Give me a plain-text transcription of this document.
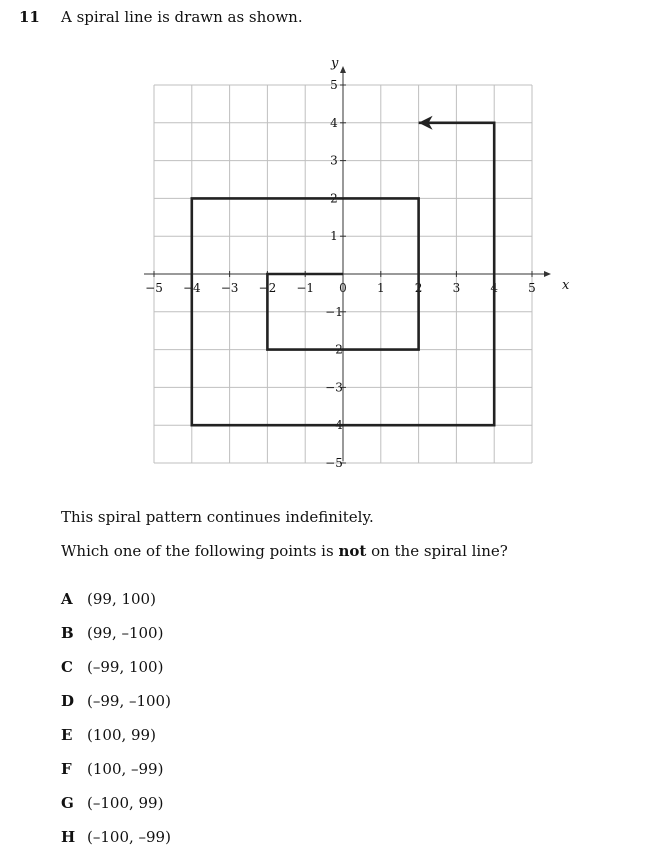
11 A spiral line is drawn as shown.
−5 −4 −3 −2 −1 0	1	2	3	4	5
−5
−4
−3
−2
−1
1
2
3
4
5
x
y
This spiral pattern continues indefinitely.
Which one of the following points is not on the spiral line?
A (99, 100)
B (99, –100)
C (–99, 100)
D (–99, –100)
E (100, 99)
F (100, –99)
G (–100, 99)
H (–100, –99)
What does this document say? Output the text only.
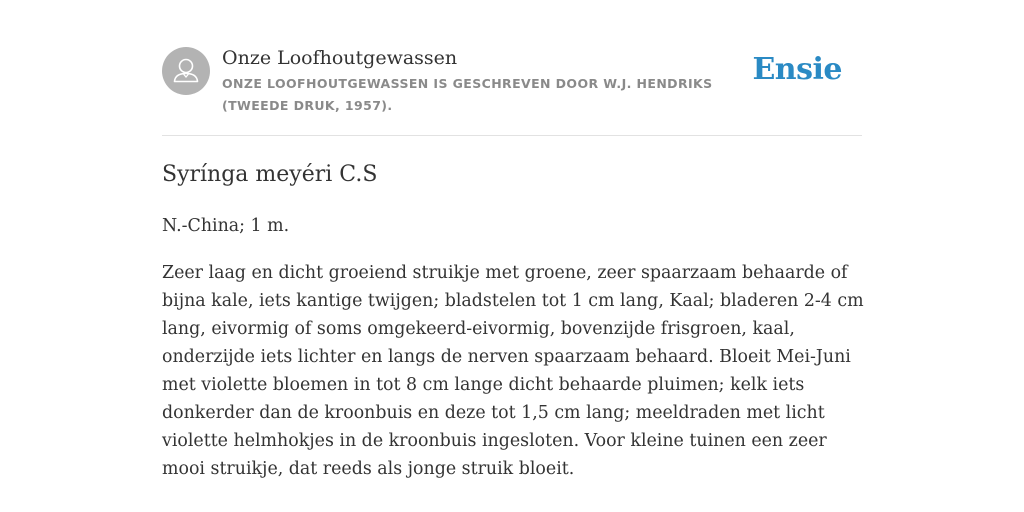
Onze Loofhoutgewassen
ONZE LOOFHOUTGEWASSEN IS GESCHREVEN DOOR W.J. HENDRIKS (TWEEDE DRUK, 1957).
Ensie
Syrínga meyéri C.S

N.-China; 1 m.

Zeer laag en dicht groeiend struikje met groene, zeer spaarzaam behaarde of bijna kale, iets kantige twijgen; bladstelen tot 1 cm lang, Kaal; bladeren 2-4 cm lang, eivormig of soms omgekeerd-eivormig, bovenzijde frisgroen, kaal, onderzijde iets lichter en langs de nerven spaarzaam behaard. Bloeit Mei-Juni met violette bloemen in tot 8 cm lange dicht behaarde pluimen; kelk iets donkerder dan de kroonbuis en deze tot 1,5 cm lang; meeldraden met licht violette helmhokjes in de kroonbuis ingesloten. Voor kleine tuinen een zeer mooi struikje, dat reeds als jonge struik bloeit.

+===+

#### [Problem requirements]
Output the records above exactly; leave out the pictures.

#### [Solved exercise]
Give me a plain-text transcription of this document.
11 A spiral line is drawn as shown.
−5 −4 −3 −2 −1 0	1	2	3	4	5
−5
−4
−3
−2
−1
1
2
3
4
5
x
y
This spiral pattern continues indefinitely.
Which one of the following points is not on the spiral line?
A (99, 100)
B (99, –100)
C (–99, 100)
D (–99, –100)
E (100, 99)
F (100, –99)
G (–100, 99)
H (–100, –99)
What does this document say? Output the text only.
Onze Loofhoutgewassen
ONZE LOOFHOUTGEWASSEN IS GESCHREVEN DOOR W.J. HENDRIKS (TWEEDE DRUK, 1957).
Ensie
Syrínga meyéri C.S

N.-China; 1 m.

Zeer laag en dicht groeiend struikje met groene, zeer spaarzaam behaarde of bijna kale, iets kantige twijgen; bladstelen tot 1 cm lang, Kaal; bladeren 2-4 cm lang, eivormig of soms omgekeerd-eivormig, bovenzijde frisgroen, kaal, onderzijde iets lichter en langs de nerven spaarzaam behaard. Bloeit Mei-Juni met violette bloemen in tot 8 cm lange dicht behaarde pluimen; kelk iets donkerder dan de kroonbuis en deze tot 1,5 cm lang; meeldraden met licht violette helmhokjes in de kroonbuis ingesloten. Voor kleine tuinen een zeer mooi struikje, dat reeds als jonge struik bloeit.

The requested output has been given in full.